▶ **TASK DESCRIPTION**: For this exercise, copy out each line of the material below that includes "Test".
** Start EXTRACTED DATA **
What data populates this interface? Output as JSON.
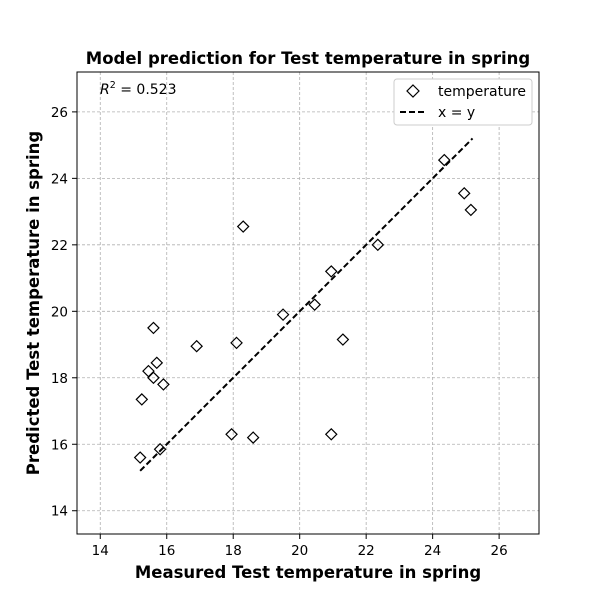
{
  "chart_data": {
    "type": "scatter",
    "title": "Model prediction for Test temperature in spring",
    "xlabel": "Measured Test temperature in spring",
    "ylabel": "Predicted Test temperature in spring",
    "xlim": [
      13.3,
      27.2
    ],
    "ylim": [
      13.3,
      27.2
    ],
    "xticks": [
      14,
      16,
      18,
      20,
      22,
      24,
      26
    ],
    "yticks": [
      14,
      16,
      18,
      20,
      22,
      24,
      26
    ],
    "grid": true,
    "legend_position": "top-right",
    "annotation": {
      "prefix": "R",
      "superscript": "2",
      "suffix": " = 0.523"
    },
    "series": [
      {
        "name": "temperature",
        "marker": "diamond-open",
        "color": "#000000",
        "points": [
          {
            "x": 15.2,
            "y": 15.6
          },
          {
            "x": 15.25,
            "y": 17.35
          },
          {
            "x": 15.45,
            "y": 18.2
          },
          {
            "x": 15.6,
            "y": 18.0
          },
          {
            "x": 15.6,
            "y": 19.5
          },
          {
            "x": 15.7,
            "y": 18.45
          },
          {
            "x": 15.8,
            "y": 15.85
          },
          {
            "x": 15.9,
            "y": 17.8
          },
          {
            "x": 16.9,
            "y": 18.95
          },
          {
            "x": 17.95,
            "y": 16.3
          },
          {
            "x": 18.1,
            "y": 19.05
          },
          {
            "x": 18.3,
            "y": 22.55
          },
          {
            "x": 18.6,
            "y": 16.2
          },
          {
            "x": 19.5,
            "y": 19.9
          },
          {
            "x": 20.45,
            "y": 20.2
          },
          {
            "x": 20.95,
            "y": 21.2
          },
          {
            "x": 20.95,
            "y": 16.3
          },
          {
            "x": 21.3,
            "y": 19.15
          },
          {
            "x": 22.35,
            "y": 22.0
          },
          {
            "x": 24.35,
            "y": 24.55
          },
          {
            "x": 24.95,
            "y": 23.55
          },
          {
            "x": 25.15,
            "y": 23.05
          }
        ]
      },
      {
        "name": "x = y",
        "line_style": "dashed",
        "color": "#000000",
        "points": [
          {
            "x": 15.2,
            "y": 15.2
          },
          {
            "x": 25.2,
            "y": 25.2
          }
        ]
      }
    ]
  }
}
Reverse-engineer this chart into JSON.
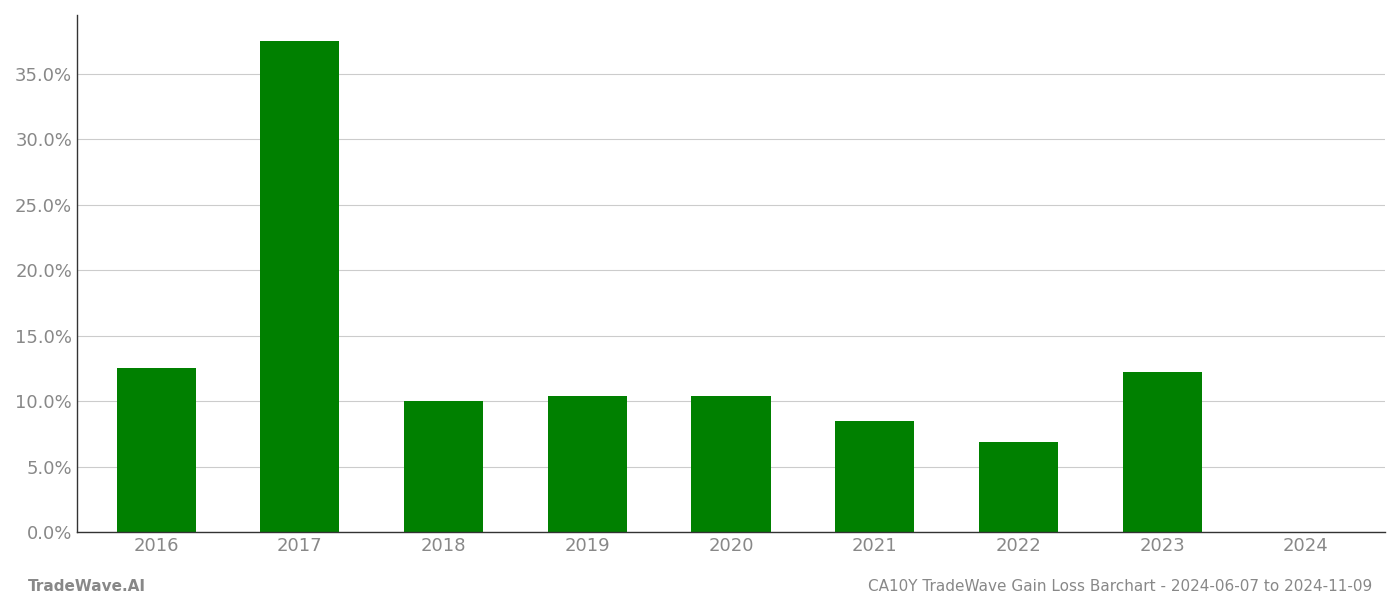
** End EXTRACTED DATA **
▶ **CORRECT RESULT**:
    "title": "Model prediction for Test temperature in spring",
    "xlabel": "Measured Test temperature in spring",
    "ylabel": "Predicted Test temperature in spring",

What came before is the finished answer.